>> BEGIN RECORDS PROVIDED

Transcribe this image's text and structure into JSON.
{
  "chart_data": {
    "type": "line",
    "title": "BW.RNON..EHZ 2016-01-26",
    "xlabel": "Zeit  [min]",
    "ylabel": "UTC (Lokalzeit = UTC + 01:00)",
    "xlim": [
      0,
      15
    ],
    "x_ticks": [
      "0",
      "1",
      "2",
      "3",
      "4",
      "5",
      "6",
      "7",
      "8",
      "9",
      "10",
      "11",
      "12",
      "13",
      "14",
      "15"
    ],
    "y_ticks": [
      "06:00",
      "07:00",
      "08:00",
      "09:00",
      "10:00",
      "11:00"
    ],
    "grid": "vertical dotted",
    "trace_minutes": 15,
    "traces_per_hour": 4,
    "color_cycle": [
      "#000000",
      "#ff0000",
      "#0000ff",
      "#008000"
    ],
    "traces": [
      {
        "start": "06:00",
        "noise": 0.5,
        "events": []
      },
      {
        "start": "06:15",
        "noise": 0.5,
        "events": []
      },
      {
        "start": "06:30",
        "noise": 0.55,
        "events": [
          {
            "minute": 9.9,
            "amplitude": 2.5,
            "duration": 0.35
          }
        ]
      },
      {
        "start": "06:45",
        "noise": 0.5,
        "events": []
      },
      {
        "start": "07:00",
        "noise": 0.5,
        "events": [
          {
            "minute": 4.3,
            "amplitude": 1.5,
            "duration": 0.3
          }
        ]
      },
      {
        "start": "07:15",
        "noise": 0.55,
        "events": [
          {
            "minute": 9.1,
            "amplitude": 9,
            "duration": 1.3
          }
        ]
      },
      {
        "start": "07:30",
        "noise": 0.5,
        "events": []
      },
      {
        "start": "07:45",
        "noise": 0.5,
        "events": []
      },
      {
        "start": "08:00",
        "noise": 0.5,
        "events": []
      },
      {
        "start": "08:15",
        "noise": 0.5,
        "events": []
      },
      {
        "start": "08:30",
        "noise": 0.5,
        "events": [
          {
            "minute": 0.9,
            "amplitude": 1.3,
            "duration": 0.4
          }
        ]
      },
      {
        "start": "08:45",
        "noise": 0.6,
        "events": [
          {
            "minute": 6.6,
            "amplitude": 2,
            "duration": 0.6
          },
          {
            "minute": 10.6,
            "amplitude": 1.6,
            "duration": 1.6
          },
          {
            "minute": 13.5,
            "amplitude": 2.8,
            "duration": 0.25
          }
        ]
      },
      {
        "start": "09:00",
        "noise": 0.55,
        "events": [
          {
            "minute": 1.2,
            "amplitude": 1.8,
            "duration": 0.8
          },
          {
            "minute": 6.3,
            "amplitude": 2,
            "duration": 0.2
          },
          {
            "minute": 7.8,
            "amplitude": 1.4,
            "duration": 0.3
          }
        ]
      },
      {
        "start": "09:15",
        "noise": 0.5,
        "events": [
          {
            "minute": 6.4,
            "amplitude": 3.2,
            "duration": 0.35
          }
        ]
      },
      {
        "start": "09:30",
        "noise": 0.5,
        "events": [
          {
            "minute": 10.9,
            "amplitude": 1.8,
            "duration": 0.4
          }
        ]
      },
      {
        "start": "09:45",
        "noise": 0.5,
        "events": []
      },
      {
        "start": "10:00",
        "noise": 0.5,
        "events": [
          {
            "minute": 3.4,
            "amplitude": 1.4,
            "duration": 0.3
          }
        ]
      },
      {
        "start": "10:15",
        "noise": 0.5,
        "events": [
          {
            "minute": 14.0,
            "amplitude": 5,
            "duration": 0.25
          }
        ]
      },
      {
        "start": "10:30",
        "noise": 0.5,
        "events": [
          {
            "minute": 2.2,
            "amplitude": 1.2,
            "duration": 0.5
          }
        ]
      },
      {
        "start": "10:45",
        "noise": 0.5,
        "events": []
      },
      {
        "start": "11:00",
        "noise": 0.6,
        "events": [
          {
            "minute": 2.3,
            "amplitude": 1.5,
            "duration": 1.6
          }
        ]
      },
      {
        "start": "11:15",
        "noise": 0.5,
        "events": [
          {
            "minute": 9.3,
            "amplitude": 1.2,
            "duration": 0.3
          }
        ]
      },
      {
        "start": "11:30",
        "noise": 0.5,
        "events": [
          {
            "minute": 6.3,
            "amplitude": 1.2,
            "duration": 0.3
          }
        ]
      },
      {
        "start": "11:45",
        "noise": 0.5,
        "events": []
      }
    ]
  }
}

>> END RECORDS PROVIDED

REQUIRED WORK
All of the entries above must be quoted exactly.

TASK SOLUTION
Transcribe this image's text and structure into JSON.
{
  "chart_data": {
    "type": "line",
    "title": "BW.RNON..EHZ 2016-01-26",
    "xlabel": "Zeit  [min]",
    "ylabel": "UTC (Lokalzeit = UTC + 01:00)",
    "xlim": [
      0,
      15
    ],
    "x_ticks": [
      "0",
      "1",
      "2",
      "3",
      "4",
      "5",
      "6",
      "7",
      "8",
      "9",
      "10",
      "11",
      "12",
      "13",
      "14",
      "15"
    ],
    "y_ticks": [
      "06:00",
      "07:00",
      "08:00",
      "09:00",
      "10:00",
      "11:00"
    ],
    "grid": "vertical dotted",
    "trace_minutes": 15,
    "traces_per_hour": 4,
    "color_cycle": [
      "#000000",
      "#ff0000",
      "#0000ff",
      "#008000"
    ],
    "traces": [
      {
        "start": "06:00",
        "noise": 0.5,
        "events": []
      },
      {
        "start": "06:15",
        "noise": 0.5,
        "events": []
      },
      {
        "start": "06:30",
        "noise": 0.55,
        "events": [
          {
            "minute": 9.9,
            "amplitude": 2.5,
            "duration": 0.35
          }
        ]
      },
      {
        "start": "06:45",
        "noise": 0.5,
        "events": []
      },
      {
        "start": "07:00",
        "noise": 0.5,
        "events": [
          {
            "minute": 4.3,
            "amplitude": 1.5,
            "duration": 0.3
          }
        ]
      },
      {
        "start": "07:15",
        "noise": 0.55,
        "events": [
          {
            "minute": 9.1,
            "amplitude": 9,
            "duration": 1.3
          }
        ]
      },
      {
        "start": "07:30",
        "noise": 0.5,
        "events": []
      },
      {
        "start": "07:45",
        "noise": 0.5,
        "events": []
      },
      {
        "start": "08:00",
        "noise": 0.5,
        "events": []
      },
      {
        "start": "08:15",
        "noise": 0.5,
        "events": []
      },
      {
        "start": "08:30",
        "noise": 0.5,
        "events": [
          {
            "minute": 0.9,
            "amplitude": 1.3,
            "duration": 0.4
          }
        ]
      },
      {
        "start": "08:45",
        "noise": 0.6,
        "events": [
          {
            "minute": 6.6,
            "amplitude": 2,
            "duration": 0.6
          },
          {
            "minute": 10.6,
            "amplitude": 1.6,
            "duration": 1.6
          },
          {
            "minute": 13.5,
            "amplitude": 2.8,
            "duration": 0.25
          }
        ]
      },
      {
        "start": "09:00",
        "noise": 0.55,
        "events": [
          {
            "minute": 1.2,
            "amplitude": 1.8,
            "duration": 0.8
          },
          {
            "minute": 6.3,
            "amplitude": 2,
            "duration": 0.2
          },
          {
            "minute": 7.8,
            "amplitude": 1.4,
            "duration": 0.3
          }
        ]
      },
      {
        "start": "09:15",
        "noise": 0.5,
        "events": [
          {
            "minute": 6.4,
            "amplitude": 3.2,
            "duration": 0.35
          }
        ]
      },
      {
        "start": "09:30",
        "noise": 0.5,
        "events": [
          {
            "minute": 10.9,
            "amplitude": 1.8,
            "duration": 0.4
          }
        ]
      },
      {
        "start": "09:45",
        "noise": 0.5,
        "events": []
      },
      {
        "start": "10:00",
        "noise": 0.5,
        "events": [
          {
            "minute": 3.4,
            "amplitude": 1.4,
            "duration": 0.3
          }
        ]
      },
      {
        "start": "10:15",
        "noise": 0.5,
        "events": [
          {
            "minute": 14.0,
            "amplitude": 5,
            "duration": 0.25
          }
        ]
      },
      {
        "start": "10:30",
        "noise": 0.5,
        "events": [
          {
            "minute": 2.2,
            "amplitude": 1.2,
            "duration": 0.5
          }
        ]
      },
      {
        "start": "10:45",
        "noise": 0.5,
        "events": []
      },
      {
        "start": "11:00",
        "noise": 0.6,
        "events": [
          {
            "minute": 2.3,
            "amplitude": 1.5,
            "duration": 1.6
          }
        ]
      },
      {
        "start": "11:15",
        "noise": 0.5,
        "events": [
          {
            "minute": 9.3,
            "amplitude": 1.2,
            "duration": 0.3
          }
        ]
      },
      {
        "start": "11:30",
        "noise": 0.5,
        "events": [
          {
            "minute": 6.3,
            "amplitude": 1.2,
            "duration": 0.3
          }
        ]
      },
      {
        "start": "11:45",
        "noise": 0.5,
        "events": []
      }
    ]
  }
}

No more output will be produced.